_Aim of the task:_ Give the data below again exactly as written, without its pictures.

_Records from a collection of figures:_
** start **

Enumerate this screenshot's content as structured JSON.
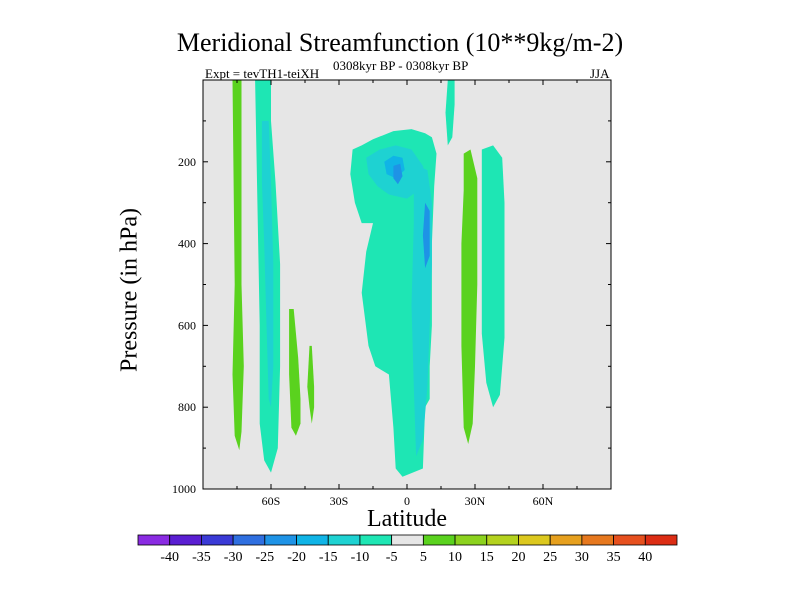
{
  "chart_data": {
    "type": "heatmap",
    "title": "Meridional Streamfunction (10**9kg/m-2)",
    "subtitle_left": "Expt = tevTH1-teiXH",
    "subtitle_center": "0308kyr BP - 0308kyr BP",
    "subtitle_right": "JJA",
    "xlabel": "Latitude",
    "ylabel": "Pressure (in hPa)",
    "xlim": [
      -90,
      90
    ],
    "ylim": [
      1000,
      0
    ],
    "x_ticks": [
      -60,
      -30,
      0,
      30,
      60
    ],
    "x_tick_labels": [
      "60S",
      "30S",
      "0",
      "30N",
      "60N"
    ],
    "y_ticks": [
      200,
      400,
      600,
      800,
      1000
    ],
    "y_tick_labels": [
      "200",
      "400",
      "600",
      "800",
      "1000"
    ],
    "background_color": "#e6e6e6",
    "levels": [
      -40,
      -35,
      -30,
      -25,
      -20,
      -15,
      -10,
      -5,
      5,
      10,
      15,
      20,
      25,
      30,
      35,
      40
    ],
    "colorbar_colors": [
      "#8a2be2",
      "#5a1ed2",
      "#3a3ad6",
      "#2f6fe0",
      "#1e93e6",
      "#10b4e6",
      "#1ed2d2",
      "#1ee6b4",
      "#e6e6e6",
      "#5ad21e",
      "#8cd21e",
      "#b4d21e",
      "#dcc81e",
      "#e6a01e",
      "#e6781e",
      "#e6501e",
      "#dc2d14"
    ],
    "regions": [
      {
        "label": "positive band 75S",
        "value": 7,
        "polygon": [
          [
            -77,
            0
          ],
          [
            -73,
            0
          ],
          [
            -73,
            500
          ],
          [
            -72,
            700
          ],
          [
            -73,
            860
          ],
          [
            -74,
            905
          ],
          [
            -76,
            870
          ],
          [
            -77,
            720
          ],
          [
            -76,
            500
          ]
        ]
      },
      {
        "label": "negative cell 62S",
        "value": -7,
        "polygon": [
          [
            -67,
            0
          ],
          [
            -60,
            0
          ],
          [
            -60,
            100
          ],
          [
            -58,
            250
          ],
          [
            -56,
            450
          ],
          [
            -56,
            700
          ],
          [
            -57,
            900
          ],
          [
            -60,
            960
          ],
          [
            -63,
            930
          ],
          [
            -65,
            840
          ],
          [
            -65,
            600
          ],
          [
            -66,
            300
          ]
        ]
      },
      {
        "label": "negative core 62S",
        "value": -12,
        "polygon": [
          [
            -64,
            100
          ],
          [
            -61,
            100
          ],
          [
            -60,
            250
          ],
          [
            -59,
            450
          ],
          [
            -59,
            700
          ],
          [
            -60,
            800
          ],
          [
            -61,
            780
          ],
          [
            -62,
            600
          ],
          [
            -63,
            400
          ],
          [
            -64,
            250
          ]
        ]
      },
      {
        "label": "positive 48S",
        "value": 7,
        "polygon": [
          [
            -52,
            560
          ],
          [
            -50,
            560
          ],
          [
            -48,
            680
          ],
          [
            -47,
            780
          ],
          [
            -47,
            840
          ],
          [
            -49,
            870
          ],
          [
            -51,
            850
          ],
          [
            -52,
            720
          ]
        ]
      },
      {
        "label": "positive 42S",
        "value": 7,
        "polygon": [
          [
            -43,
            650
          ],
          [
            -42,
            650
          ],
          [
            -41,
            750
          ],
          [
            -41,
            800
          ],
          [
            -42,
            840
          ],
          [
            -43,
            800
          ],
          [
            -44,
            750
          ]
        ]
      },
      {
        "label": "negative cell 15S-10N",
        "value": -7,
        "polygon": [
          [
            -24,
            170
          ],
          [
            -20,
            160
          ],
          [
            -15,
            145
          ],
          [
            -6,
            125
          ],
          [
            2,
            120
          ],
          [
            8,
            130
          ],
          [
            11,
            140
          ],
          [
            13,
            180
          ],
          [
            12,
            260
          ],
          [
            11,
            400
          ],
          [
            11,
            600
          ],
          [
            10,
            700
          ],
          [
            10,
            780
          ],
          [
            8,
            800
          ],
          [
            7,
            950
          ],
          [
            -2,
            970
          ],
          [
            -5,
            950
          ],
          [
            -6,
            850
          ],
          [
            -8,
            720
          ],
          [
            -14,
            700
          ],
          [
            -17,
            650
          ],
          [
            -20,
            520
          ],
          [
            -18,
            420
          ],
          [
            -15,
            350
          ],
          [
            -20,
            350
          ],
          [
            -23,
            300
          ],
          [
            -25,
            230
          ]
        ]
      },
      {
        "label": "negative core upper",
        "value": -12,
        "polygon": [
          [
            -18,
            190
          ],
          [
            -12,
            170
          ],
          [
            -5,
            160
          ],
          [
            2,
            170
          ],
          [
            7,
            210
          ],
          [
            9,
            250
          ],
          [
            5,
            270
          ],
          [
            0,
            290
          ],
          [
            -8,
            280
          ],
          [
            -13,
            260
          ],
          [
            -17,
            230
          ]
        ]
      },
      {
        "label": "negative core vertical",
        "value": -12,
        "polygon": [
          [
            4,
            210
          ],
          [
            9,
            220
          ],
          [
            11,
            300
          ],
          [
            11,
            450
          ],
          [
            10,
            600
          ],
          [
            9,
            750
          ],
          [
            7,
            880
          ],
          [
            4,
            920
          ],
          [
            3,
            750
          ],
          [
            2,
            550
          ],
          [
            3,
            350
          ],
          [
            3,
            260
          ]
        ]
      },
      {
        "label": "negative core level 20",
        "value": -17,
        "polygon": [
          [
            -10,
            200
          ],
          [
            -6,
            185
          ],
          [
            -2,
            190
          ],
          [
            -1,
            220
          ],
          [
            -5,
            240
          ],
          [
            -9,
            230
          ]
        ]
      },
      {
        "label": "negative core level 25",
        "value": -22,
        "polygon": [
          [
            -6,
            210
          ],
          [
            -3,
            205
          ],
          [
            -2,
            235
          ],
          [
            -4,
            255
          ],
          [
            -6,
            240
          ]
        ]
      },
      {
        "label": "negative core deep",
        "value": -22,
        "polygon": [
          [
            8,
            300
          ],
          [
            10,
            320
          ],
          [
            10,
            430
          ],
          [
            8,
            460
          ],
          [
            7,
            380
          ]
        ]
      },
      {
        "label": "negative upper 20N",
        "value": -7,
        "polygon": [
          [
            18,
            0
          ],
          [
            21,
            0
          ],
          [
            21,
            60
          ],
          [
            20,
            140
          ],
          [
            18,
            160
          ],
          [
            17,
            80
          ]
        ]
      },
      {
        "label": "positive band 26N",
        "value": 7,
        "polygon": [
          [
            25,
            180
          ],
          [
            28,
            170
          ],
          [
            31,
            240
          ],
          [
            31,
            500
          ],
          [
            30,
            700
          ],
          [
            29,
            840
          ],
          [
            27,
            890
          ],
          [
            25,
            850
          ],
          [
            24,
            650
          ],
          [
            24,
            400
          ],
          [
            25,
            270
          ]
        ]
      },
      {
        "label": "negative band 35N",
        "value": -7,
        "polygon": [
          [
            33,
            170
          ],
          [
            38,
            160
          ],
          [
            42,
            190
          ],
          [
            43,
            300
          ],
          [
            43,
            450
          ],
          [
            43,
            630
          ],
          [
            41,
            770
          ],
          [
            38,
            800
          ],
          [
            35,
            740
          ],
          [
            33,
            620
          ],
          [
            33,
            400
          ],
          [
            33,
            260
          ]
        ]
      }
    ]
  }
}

** end **

_The result:_
Enumerate this screenshot's content as structured JSON.
{
  "chart_data": {
    "type": "heatmap",
    "title": "Meridional Streamfunction (10**9kg/m-2)",
    "subtitle_left": "Expt = tevTH1-teiXH",
    "subtitle_center": "0308kyr BP - 0308kyr BP",
    "subtitle_right": "JJA",
    "xlabel": "Latitude",
    "ylabel": "Pressure (in hPa)",
    "xlim": [
      -90,
      90
    ],
    "ylim": [
      1000,
      0
    ],
    "x_ticks": [
      -60,
      -30,
      0,
      30,
      60
    ],
    "x_tick_labels": [
      "60S",
      "30S",
      "0",
      "30N",
      "60N"
    ],
    "y_ticks": [
      200,
      400,
      600,
      800,
      1000
    ],
    "y_tick_labels": [
      "200",
      "400",
      "600",
      "800",
      "1000"
    ],
    "background_color": "#e6e6e6",
    "levels": [
      -40,
      -35,
      -30,
      -25,
      -20,
      -15,
      -10,
      -5,
      5,
      10,
      15,
      20,
      25,
      30,
      35,
      40
    ],
    "colorbar_colors": [
      "#8a2be2",
      "#5a1ed2",
      "#3a3ad6",
      "#2f6fe0",
      "#1e93e6",
      "#10b4e6",
      "#1ed2d2",
      "#1ee6b4",
      "#e6e6e6",
      "#5ad21e",
      "#8cd21e",
      "#b4d21e",
      "#dcc81e",
      "#e6a01e",
      "#e6781e",
      "#e6501e",
      "#dc2d14"
    ],
    "regions": [
      {
        "label": "positive band 75S",
        "value": 7,
        "polygon": [
          [
            -77,
            0
          ],
          [
            -73,
            0
          ],
          [
            -73,
            500
          ],
          [
            -72,
            700
          ],
          [
            -73,
            860
          ],
          [
            -74,
            905
          ],
          [
            -76,
            870
          ],
          [
            -77,
            720
          ],
          [
            -76,
            500
          ]
        ]
      },
      {
        "label": "negative cell 62S",
        "value": -7,
        "polygon": [
          [
            -67,
            0
          ],
          [
            -60,
            0
          ],
          [
            -60,
            100
          ],
          [
            -58,
            250
          ],
          [
            -56,
            450
          ],
          [
            -56,
            700
          ],
          [
            -57,
            900
          ],
          [
            -60,
            960
          ],
          [
            -63,
            930
          ],
          [
            -65,
            840
          ],
          [
            -65,
            600
          ],
          [
            -66,
            300
          ]
        ]
      },
      {
        "label": "negative core 62S",
        "value": -12,
        "polygon": [
          [
            -64,
            100
          ],
          [
            -61,
            100
          ],
          [
            -60,
            250
          ],
          [
            -59,
            450
          ],
          [
            -59,
            700
          ],
          [
            -60,
            800
          ],
          [
            -61,
            780
          ],
          [
            -62,
            600
          ],
          [
            -63,
            400
          ],
          [
            -64,
            250
          ]
        ]
      },
      {
        "label": "positive 48S",
        "value": 7,
        "polygon": [
          [
            -52,
            560
          ],
          [
            -50,
            560
          ],
          [
            -48,
            680
          ],
          [
            -47,
            780
          ],
          [
            -47,
            840
          ],
          [
            -49,
            870
          ],
          [
            -51,
            850
          ],
          [
            -52,
            720
          ]
        ]
      },
      {
        "label": "positive 42S",
        "value": 7,
        "polygon": [
          [
            -43,
            650
          ],
          [
            -42,
            650
          ],
          [
            -41,
            750
          ],
          [
            -41,
            800
          ],
          [
            -42,
            840
          ],
          [
            -43,
            800
          ],
          [
            -44,
            750
          ]
        ]
      },
      {
        "label": "negative cell 15S-10N",
        "value": -7,
        "polygon": [
          [
            -24,
            170
          ],
          [
            -20,
            160
          ],
          [
            -15,
            145
          ],
          [
            -6,
            125
          ],
          [
            2,
            120
          ],
          [
            8,
            130
          ],
          [
            11,
            140
          ],
          [
            13,
            180
          ],
          [
            12,
            260
          ],
          [
            11,
            400
          ],
          [
            11,
            600
          ],
          [
            10,
            700
          ],
          [
            10,
            780
          ],
          [
            8,
            800
          ],
          [
            7,
            950
          ],
          [
            -2,
            970
          ],
          [
            -5,
            950
          ],
          [
            -6,
            850
          ],
          [
            -8,
            720
          ],
          [
            -14,
            700
          ],
          [
            -17,
            650
          ],
          [
            -20,
            520
          ],
          [
            -18,
            420
          ],
          [
            -15,
            350
          ],
          [
            -20,
            350
          ],
          [
            -23,
            300
          ],
          [
            -25,
            230
          ]
        ]
      },
      {
        "label": "negative core upper",
        "value": -12,
        "polygon": [
          [
            -18,
            190
          ],
          [
            -12,
            170
          ],
          [
            -5,
            160
          ],
          [
            2,
            170
          ],
          [
            7,
            210
          ],
          [
            9,
            250
          ],
          [
            5,
            270
          ],
          [
            0,
            290
          ],
          [
            -8,
            280
          ],
          [
            -13,
            260
          ],
          [
            -17,
            230
          ]
        ]
      },
      {
        "label": "negative core vertical",
        "value": -12,
        "polygon": [
          [
            4,
            210
          ],
          [
            9,
            220
          ],
          [
            11,
            300
          ],
          [
            11,
            450
          ],
          [
            10,
            600
          ],
          [
            9,
            750
          ],
          [
            7,
            880
          ],
          [
            4,
            920
          ],
          [
            3,
            750
          ],
          [
            2,
            550
          ],
          [
            3,
            350
          ],
          [
            3,
            260
          ]
        ]
      },
      {
        "label": "negative core level 20",
        "value": -17,
        "polygon": [
          [
            -10,
            200
          ],
          [
            -6,
            185
          ],
          [
            -2,
            190
          ],
          [
            -1,
            220
          ],
          [
            -5,
            240
          ],
          [
            -9,
            230
          ]
        ]
      },
      {
        "label": "negative core level 25",
        "value": -22,
        "polygon": [
          [
            -6,
            210
          ],
          [
            -3,
            205
          ],
          [
            -2,
            235
          ],
          [
            -4,
            255
          ],
          [
            -6,
            240
          ]
        ]
      },
      {
        "label": "negative core deep",
        "value": -22,
        "polygon": [
          [
            8,
            300
          ],
          [
            10,
            320
          ],
          [
            10,
            430
          ],
          [
            8,
            460
          ],
          [
            7,
            380
          ]
        ]
      },
      {
        "label": "negative upper 20N",
        "value": -7,
        "polygon": [
          [
            18,
            0
          ],
          [
            21,
            0
          ],
          [
            21,
            60
          ],
          [
            20,
            140
          ],
          [
            18,
            160
          ],
          [
            17,
            80
          ]
        ]
      },
      {
        "label": "positive band 26N",
        "value": 7,
        "polygon": [
          [
            25,
            180
          ],
          [
            28,
            170
          ],
          [
            31,
            240
          ],
          [
            31,
            500
          ],
          [
            30,
            700
          ],
          [
            29,
            840
          ],
          [
            27,
            890
          ],
          [
            25,
            850
          ],
          [
            24,
            650
          ],
          [
            24,
            400
          ],
          [
            25,
            270
          ]
        ]
      },
      {
        "label": "negative band 35N",
        "value": -7,
        "polygon": [
          [
            33,
            170
          ],
          [
            38,
            160
          ],
          [
            42,
            190
          ],
          [
            43,
            300
          ],
          [
            43,
            450
          ],
          [
            43,
            630
          ],
          [
            41,
            770
          ],
          [
            38,
            800
          ],
          [
            35,
            740
          ],
          [
            33,
            620
          ],
          [
            33,
            400
          ],
          [
            33,
            260
          ]
        ]
      }
    ]
  }
}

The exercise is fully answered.